## Given instruction:
Check every line of the entries that follow, and copy the ones containing "empresas".

## Stored records:
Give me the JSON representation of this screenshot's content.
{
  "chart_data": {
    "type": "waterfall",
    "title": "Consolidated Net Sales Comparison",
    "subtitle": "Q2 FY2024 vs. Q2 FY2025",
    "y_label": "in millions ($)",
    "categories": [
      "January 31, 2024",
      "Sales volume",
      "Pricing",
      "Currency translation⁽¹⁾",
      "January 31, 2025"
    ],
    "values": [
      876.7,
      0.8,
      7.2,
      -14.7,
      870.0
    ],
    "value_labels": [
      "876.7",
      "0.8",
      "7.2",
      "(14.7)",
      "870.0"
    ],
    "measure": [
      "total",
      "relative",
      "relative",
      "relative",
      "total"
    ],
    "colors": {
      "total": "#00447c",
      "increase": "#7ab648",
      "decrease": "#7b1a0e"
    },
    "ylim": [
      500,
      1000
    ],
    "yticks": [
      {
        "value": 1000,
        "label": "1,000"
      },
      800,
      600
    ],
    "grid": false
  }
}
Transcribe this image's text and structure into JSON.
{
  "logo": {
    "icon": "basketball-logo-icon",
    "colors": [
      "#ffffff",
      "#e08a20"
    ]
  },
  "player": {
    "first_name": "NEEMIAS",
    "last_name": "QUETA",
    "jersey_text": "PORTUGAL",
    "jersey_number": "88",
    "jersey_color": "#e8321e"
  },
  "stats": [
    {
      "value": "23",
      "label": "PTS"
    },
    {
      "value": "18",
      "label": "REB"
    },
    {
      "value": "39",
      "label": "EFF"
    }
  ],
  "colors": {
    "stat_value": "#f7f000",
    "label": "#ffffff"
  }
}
---
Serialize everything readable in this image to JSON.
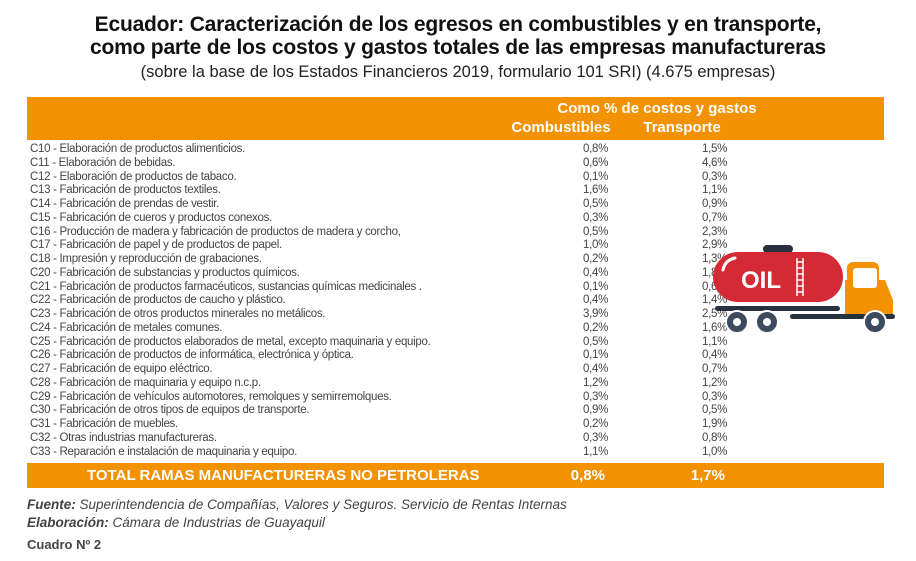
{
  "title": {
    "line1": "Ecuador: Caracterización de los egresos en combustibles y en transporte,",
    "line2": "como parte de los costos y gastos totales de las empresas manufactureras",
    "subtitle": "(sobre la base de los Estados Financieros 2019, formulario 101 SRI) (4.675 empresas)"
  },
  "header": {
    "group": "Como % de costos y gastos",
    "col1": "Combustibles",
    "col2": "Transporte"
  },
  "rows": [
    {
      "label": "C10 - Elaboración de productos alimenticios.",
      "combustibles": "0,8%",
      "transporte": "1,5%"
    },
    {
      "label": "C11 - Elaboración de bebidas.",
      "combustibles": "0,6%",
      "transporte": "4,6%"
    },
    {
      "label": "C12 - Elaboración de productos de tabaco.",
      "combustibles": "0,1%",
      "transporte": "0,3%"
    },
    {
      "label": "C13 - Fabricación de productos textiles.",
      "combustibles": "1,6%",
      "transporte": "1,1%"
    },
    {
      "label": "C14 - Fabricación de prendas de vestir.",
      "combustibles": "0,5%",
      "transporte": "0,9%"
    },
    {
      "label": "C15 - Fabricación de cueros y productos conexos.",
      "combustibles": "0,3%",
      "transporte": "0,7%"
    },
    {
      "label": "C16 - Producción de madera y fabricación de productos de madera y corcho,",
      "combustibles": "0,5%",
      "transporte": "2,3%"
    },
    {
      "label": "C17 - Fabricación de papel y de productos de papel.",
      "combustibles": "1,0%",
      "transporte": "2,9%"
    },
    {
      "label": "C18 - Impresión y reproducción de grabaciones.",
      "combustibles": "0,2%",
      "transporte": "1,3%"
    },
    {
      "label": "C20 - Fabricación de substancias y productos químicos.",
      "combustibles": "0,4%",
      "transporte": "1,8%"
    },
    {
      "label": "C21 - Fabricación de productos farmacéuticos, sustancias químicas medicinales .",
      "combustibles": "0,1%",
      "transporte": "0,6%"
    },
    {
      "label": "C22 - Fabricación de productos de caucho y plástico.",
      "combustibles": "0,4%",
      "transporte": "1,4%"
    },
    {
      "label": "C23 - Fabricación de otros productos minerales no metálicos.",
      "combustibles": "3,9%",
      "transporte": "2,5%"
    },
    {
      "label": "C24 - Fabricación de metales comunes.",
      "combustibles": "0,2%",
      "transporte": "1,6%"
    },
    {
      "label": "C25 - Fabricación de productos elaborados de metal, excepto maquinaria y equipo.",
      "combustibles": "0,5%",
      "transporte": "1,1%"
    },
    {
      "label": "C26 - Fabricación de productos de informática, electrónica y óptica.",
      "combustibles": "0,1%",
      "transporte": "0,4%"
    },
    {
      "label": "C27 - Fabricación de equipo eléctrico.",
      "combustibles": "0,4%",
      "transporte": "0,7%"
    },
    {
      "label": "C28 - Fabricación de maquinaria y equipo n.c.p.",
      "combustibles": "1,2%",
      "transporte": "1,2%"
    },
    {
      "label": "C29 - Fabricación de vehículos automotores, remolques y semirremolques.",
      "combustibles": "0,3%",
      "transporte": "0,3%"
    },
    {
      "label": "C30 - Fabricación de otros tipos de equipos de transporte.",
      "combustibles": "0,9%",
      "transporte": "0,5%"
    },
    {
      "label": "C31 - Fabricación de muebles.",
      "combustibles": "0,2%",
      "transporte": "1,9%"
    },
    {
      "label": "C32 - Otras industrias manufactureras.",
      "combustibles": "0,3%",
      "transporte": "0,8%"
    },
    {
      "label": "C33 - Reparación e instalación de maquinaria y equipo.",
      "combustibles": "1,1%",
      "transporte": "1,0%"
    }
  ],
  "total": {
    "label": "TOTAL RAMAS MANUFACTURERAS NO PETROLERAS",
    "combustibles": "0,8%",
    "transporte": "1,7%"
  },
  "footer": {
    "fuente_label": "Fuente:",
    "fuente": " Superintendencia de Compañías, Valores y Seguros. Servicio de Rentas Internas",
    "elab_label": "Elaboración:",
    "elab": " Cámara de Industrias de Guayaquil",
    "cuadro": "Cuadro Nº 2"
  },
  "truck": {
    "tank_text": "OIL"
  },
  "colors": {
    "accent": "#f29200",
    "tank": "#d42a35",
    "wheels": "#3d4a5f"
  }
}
* * *
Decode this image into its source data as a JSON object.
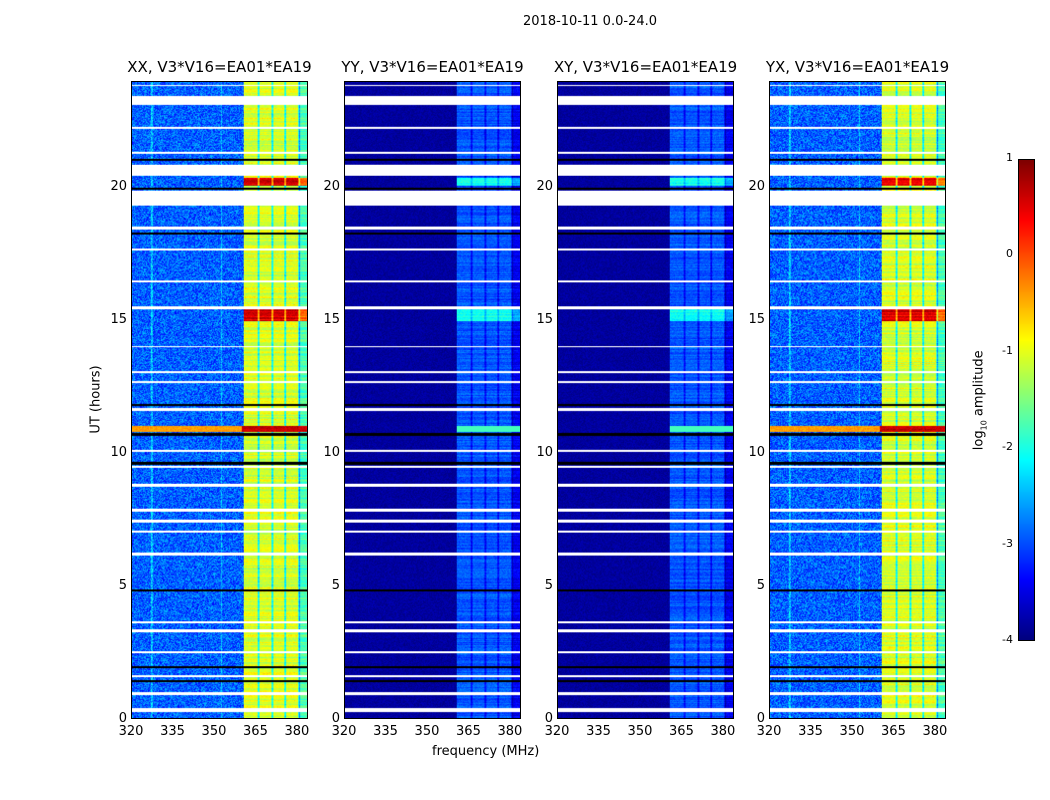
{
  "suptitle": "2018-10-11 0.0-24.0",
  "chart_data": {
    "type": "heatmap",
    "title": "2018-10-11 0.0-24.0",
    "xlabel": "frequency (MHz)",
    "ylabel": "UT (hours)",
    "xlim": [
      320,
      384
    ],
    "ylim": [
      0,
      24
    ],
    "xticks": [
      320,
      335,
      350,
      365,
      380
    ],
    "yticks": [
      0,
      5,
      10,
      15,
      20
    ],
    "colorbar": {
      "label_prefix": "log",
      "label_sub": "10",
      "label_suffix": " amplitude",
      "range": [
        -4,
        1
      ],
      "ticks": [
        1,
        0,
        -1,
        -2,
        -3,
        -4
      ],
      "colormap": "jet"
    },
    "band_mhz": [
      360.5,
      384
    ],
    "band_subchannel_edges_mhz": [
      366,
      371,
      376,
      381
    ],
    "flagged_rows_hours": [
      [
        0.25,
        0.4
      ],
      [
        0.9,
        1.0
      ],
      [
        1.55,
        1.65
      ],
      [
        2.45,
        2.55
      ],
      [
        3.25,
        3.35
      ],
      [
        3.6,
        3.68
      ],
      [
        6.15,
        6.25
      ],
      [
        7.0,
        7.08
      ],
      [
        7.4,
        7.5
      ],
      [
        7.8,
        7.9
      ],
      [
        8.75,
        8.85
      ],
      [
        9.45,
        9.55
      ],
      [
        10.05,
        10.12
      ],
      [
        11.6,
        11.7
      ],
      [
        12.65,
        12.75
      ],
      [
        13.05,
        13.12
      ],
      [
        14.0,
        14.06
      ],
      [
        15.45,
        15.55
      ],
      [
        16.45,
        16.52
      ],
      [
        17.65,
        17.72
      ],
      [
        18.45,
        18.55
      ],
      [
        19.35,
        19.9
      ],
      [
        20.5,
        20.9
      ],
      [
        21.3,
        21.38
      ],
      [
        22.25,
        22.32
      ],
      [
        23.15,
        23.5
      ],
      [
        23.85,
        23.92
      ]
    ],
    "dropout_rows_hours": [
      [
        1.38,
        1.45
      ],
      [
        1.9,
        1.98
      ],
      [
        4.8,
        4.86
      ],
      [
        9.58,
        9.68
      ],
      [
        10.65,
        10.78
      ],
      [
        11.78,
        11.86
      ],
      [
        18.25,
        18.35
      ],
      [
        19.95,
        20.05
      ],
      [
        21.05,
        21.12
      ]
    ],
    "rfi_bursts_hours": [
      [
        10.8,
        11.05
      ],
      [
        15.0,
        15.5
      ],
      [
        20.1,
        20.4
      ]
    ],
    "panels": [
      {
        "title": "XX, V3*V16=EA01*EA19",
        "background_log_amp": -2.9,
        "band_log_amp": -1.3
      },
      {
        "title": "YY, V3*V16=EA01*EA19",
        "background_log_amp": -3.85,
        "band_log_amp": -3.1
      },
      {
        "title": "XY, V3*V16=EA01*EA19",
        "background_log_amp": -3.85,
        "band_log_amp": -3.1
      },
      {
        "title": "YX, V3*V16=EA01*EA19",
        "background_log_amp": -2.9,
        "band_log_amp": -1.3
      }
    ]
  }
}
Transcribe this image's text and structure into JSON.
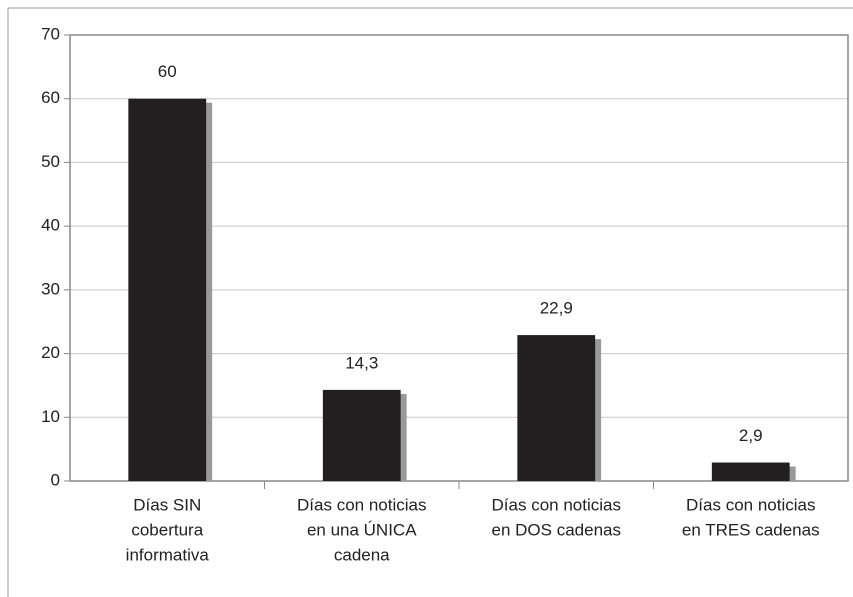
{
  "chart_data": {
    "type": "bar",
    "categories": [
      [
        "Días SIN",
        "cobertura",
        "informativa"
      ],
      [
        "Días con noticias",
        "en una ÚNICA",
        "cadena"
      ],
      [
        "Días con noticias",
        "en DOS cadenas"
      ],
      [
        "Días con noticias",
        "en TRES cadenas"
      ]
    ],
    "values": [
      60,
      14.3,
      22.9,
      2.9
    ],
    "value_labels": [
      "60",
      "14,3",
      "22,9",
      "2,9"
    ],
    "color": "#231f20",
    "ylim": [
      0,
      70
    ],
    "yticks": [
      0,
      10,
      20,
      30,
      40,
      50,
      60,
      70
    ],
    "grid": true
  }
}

## Reply:
    "line2": "como parte de los costos y gastos totales de las empresas manufactureras",
    "subtitle": "(sobre la base de los Estados Financieros 2019, formulario 101 SRI) (4.675 empresas)"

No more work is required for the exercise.